═══ Information supplied ═══

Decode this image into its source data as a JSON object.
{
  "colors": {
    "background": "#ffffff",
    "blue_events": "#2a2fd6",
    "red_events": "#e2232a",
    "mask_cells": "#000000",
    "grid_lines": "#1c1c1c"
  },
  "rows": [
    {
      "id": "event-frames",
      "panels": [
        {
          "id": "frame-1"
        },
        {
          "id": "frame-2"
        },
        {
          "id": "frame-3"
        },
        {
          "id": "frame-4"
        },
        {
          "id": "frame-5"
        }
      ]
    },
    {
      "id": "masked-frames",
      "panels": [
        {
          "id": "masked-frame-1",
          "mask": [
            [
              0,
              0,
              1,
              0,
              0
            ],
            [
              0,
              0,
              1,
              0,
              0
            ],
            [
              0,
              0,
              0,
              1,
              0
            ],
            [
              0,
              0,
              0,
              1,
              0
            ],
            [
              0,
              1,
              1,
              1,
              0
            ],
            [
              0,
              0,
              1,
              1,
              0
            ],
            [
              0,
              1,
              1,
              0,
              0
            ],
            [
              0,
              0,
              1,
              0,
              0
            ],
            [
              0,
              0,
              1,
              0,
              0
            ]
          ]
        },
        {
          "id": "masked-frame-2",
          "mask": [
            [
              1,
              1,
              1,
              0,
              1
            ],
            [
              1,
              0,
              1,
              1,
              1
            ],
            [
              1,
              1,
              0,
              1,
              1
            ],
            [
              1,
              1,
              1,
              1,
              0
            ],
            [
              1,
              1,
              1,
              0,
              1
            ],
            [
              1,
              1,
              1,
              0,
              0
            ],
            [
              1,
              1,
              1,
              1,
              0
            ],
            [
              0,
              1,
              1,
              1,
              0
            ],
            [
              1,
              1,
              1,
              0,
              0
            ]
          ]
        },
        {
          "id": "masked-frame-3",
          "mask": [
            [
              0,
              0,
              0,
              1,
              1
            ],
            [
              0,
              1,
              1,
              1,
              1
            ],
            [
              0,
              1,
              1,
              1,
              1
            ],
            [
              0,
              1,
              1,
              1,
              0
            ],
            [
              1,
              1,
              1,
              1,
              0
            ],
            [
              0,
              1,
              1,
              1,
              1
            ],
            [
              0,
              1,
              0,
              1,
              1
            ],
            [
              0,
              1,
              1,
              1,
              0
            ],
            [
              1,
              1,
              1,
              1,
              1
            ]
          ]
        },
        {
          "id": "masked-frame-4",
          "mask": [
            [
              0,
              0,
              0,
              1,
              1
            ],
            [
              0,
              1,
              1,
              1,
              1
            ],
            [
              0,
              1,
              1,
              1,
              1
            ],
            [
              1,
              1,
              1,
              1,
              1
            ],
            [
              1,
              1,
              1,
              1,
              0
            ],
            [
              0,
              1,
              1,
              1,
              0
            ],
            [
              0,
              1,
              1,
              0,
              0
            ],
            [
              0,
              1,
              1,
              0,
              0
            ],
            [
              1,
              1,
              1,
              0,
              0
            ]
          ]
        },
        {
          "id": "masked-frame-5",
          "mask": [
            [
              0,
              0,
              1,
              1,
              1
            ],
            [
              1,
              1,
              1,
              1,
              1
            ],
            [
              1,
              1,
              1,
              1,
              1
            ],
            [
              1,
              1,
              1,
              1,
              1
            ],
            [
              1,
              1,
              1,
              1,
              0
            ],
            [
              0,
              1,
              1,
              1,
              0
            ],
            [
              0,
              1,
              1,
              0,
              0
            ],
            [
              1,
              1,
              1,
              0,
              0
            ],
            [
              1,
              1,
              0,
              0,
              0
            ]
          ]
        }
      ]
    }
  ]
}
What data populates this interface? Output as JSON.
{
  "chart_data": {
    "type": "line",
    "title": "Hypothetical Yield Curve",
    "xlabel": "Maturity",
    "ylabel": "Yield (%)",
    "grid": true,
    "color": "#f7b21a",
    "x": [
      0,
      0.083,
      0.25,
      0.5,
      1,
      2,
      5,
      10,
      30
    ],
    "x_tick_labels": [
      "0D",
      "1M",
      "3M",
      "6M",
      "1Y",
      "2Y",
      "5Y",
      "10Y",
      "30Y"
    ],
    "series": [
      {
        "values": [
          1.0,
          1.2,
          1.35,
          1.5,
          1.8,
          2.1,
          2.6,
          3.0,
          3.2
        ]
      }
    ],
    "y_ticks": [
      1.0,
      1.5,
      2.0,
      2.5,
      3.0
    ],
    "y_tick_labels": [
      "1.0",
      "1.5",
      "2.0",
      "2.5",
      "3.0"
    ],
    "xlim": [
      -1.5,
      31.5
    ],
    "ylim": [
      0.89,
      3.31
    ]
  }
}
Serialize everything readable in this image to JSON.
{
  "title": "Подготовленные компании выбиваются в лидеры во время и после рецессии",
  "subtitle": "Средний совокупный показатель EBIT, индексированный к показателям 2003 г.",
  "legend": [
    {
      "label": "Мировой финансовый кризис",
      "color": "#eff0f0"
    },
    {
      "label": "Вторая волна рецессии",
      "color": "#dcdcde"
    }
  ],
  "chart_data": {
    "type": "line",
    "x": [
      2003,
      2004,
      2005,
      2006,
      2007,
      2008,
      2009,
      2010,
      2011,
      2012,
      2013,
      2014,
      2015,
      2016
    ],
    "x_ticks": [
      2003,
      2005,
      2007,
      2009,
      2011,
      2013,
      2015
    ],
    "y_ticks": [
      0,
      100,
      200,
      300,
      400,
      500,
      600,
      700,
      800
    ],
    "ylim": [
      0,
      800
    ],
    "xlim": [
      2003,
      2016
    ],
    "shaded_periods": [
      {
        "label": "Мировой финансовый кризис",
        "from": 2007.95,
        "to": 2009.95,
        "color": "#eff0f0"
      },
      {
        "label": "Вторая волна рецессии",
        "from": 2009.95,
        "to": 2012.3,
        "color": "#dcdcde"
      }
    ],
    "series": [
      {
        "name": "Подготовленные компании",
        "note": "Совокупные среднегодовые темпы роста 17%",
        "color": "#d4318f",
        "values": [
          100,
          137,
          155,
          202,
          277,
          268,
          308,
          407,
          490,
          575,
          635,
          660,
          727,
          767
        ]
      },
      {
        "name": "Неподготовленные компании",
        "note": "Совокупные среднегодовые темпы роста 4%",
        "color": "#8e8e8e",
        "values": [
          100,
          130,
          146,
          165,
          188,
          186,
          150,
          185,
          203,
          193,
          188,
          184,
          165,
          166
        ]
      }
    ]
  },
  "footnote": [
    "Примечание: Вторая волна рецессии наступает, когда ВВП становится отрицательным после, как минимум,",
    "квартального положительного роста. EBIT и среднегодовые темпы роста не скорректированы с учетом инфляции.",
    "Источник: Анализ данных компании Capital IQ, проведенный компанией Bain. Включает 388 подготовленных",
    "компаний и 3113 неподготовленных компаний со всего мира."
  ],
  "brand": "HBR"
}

═══

## What this task involves
Write out every entry word for word.

## Task response
Decode this image into its source data as a JSON object.
{
  "colors": {
    "background": "#ffffff",
    "blue_events": "#2a2fd6",
    "red_events": "#e2232a",
    "mask_cells": "#000000",
    "grid_lines": "#1c1c1c"
  },
  "rows": [
    {
      "id": "event-frames",
      "panels": [
        {
          "id": "frame-1"
        },
        {
          "id": "frame-2"
        },
        {
          "id": "frame-3"
        },
        {
          "id": "frame-4"
        },
        {
          "id": "frame-5"
        }
      ]
    },
    {
      "id": "masked-frames",
      "panels": [
        {
          "id": "masked-frame-1",
          "mask": [
            [
              0,
              0,
              1,
              0,
              0
            ],
            [
              0,
              0,
              1,
              0,
              0
            ],
            [
              0,
              0,
              0,
              1,
              0
            ],
            [
              0,
              0,
              0,
              1,
              0
            ],
            [
              0,
              1,
              1,
              1,
              0
            ],
            [
              0,
              0,
              1,
              1,
              0
            ],
            [
              0,
              1,
              1,
              0,
              0
            ],
            [
              0,
              0,
              1,
              0,
              0
            ],
            [
              0,
              0,
              1,
              0,
              0
            ]
          ]
        },
        {
          "id": "masked-frame-2",
          "mask": [
            [
              1,
              1,
              1,
              0,
              1
            ],
            [
              1,
              0,
              1,
              1,
              1
            ],
            [
              1,
              1,
              0,
              1,
              1
            ],
            [
              1,
              1,
              1,
              1,
              0
            ],
            [
              1,
              1,
              1,
              0,
              1
            ],
            [
              1,
              1,
              1,
              0,
              0
            ],
            [
              1,
              1,
              1,
              1,
              0
            ],
            [
              0,
              1,
              1,
              1,
              0
            ],
            [
              1,
              1,
              1,
              0,
              0
            ]
          ]
        },
        {
          "id": "masked-frame-3",
          "mask": [
            [
              0,
              0,
              0,
              1,
              1
            ],
            [
              0,
              1,
              1,
              1,
              1
            ],
            [
              0,
              1,
              1,
              1,
              1
            ],
            [
              0,
              1,
              1,
              1,
              0
            ],
            [
              1,
              1,
              1,
              1,
              0
            ],
            [
              0,
              1,
              1,
              1,
              1
            ],
            [
              0,
              1,
              0,
              1,
              1
            ],
            [
              0,
              1,
              1,
              1,
              0
            ],
            [
              1,
              1,
              1,
              1,
              1
            ]
          ]
        },
        {
          "id": "masked-frame-4",
          "mask": [
            [
              0,
              0,
              0,
              1,
              1
            ],
            [
              0,
              1,
              1,
              1,
              1
            ],
            [
              0,
              1,
              1,
              1,
              1
            ],
            [
              1,
              1,
              1,
              1,
              1
            ],
            [
              1,
              1,
              1,
              1,
              0
            ],
            [
              0,
              1,
              1,
              1,
              0
            ],
            [
              0,
              1,
              1,
              0,
              0
            ],
            [
              0,
              1,
              1,
              0,
              0
            ],
            [
              1,
              1,
              1,
              0,
              0
            ]
          ]
        },
        {
          "id": "masked-frame-5",
          "mask": [
            [
              0,
              0,
              1,
              1,
              1
            ],
            [
              1,
              1,
              1,
              1,
              1
            ],
            [
              1,
              1,
              1,
              1,
              1
            ],
            [
              1,
              1,
              1,
              1,
              1
            ],
            [
              1,
              1,
              1,
              1,
              0
            ],
            [
              0,
              1,
              1,
              1,
              0
            ],
            [
              0,
              1,
              1,
              0,
              0
            ],
            [
              1,
              1,
              1,
              0,
              0
            ],
            [
              1,
              1,
              0,
              0,
              0
            ]
          ]
        }
      ]
    }
  ]
}
What data populates this interface? Output as JSON.
{
  "chart_data": {
    "type": "line",
    "title": "Hypothetical Yield Curve",
    "xlabel": "Maturity",
    "ylabel": "Yield (%)",
    "grid": true,
    "color": "#f7b21a",
    "x": [
      0,
      0.083,
      0.25,
      0.5,
      1,
      2,
      5,
      10,
      30
    ],
    "x_tick_labels": [
      "0D",
      "1M",
      "3M",
      "6M",
      "1Y",
      "2Y",
      "5Y",
      "10Y",
      "30Y"
    ],
    "series": [
      {
        "values": [
          1.0,
          1.2,
          1.35,
          1.5,
          1.8,
          2.1,
          2.6,
          3.0,
          3.2
        ]
      }
    ],
    "y_ticks": [
      1.0,
      1.5,
      2.0,
      2.5,
      3.0
    ],
    "y_tick_labels": [
      "1.0",
      "1.5",
      "2.0",
      "2.5",
      "3.0"
    ],
    "xlim": [
      -1.5,
      31.5
    ],
    "ylim": [
      0.89,
      3.31
    ]
  }
}
Serialize everything readable in this image to JSON.
{
  "title": "Подготовленные компании выбиваются в лидеры во время и после рецессии",
  "subtitle": "Средний совокупный показатель EBIT, индексированный к показателям 2003 г.",
  "legend": [
    {
      "label": "Мировой финансовый кризис",
      "color": "#eff0f0"
    },
    {
      "label": "Вторая волна рецессии",
      "color": "#dcdcde"
    }
  ],
  "chart_data": {
    "type": "line",
    "x": [
      2003,
      2004,
      2005,
      2006,
      2007,
      2008,
      2009,
      2010,
      2011,
      2012,
      2013,
      2014,
      2015,
      2016
    ],
    "x_ticks": [
      2003,
      2005,
      2007,
      2009,
      2011,
      2013,
      2015
    ],
    "y_ticks": [
      0,
      100,
      200,
      300,
      400,
      500,
      600,
      700,
      800
    ],
    "ylim": [
      0,
      800
    ],
    "xlim": [
      2003,
      2016
    ],
    "shaded_periods": [
      {
        "label": "Мировой финансовый кризис",
        "from": 2007.95,
        "to": 2009.95,
        "color": "#eff0f0"
      },
      {
        "label": "Вторая волна рецессии",
        "from": 2009.95,
        "to": 2012.3,
        "color": "#dcdcde"
      }
    ],
    "series": [
      {
        "name": "Подготовленные компании",
        "note": "Совокупные среднегодовые темпы роста 17%",
        "color": "#d4318f",
        "values": [
          100,
          137,
          155,
          202,
          277,
          268,
          308,
          407,
          490,
          575,
          635,
          660,
          727,
          767
        ]
      },
      {
        "name": "Неподготовленные компании",
        "note": "Совокупные среднегодовые темпы роста 4%",
        "color": "#8e8e8e",
        "values": [
          100,
          130,
          146,
          165,
          188,
          186,
          150,
          185,
          203,
          193,
          188,
          184,
          165,
          166
        ]
      }
    ]
  },
  "footnote": [
    "Примечание: Вторая волна рецессии наступает, когда ВВП становится отрицательным после, как минимум,",
    "квартального положительного роста. EBIT и среднегодовые темпы роста не скорректированы с учетом инфляции.",
    "Источник: Анализ данных компании Capital IQ, проведенный компанией Bain. Включает 388 подготовленных",
    "компаний и 3113 неподготовленных компаний со всего мира."
  ],
  "brand": "HBR"
}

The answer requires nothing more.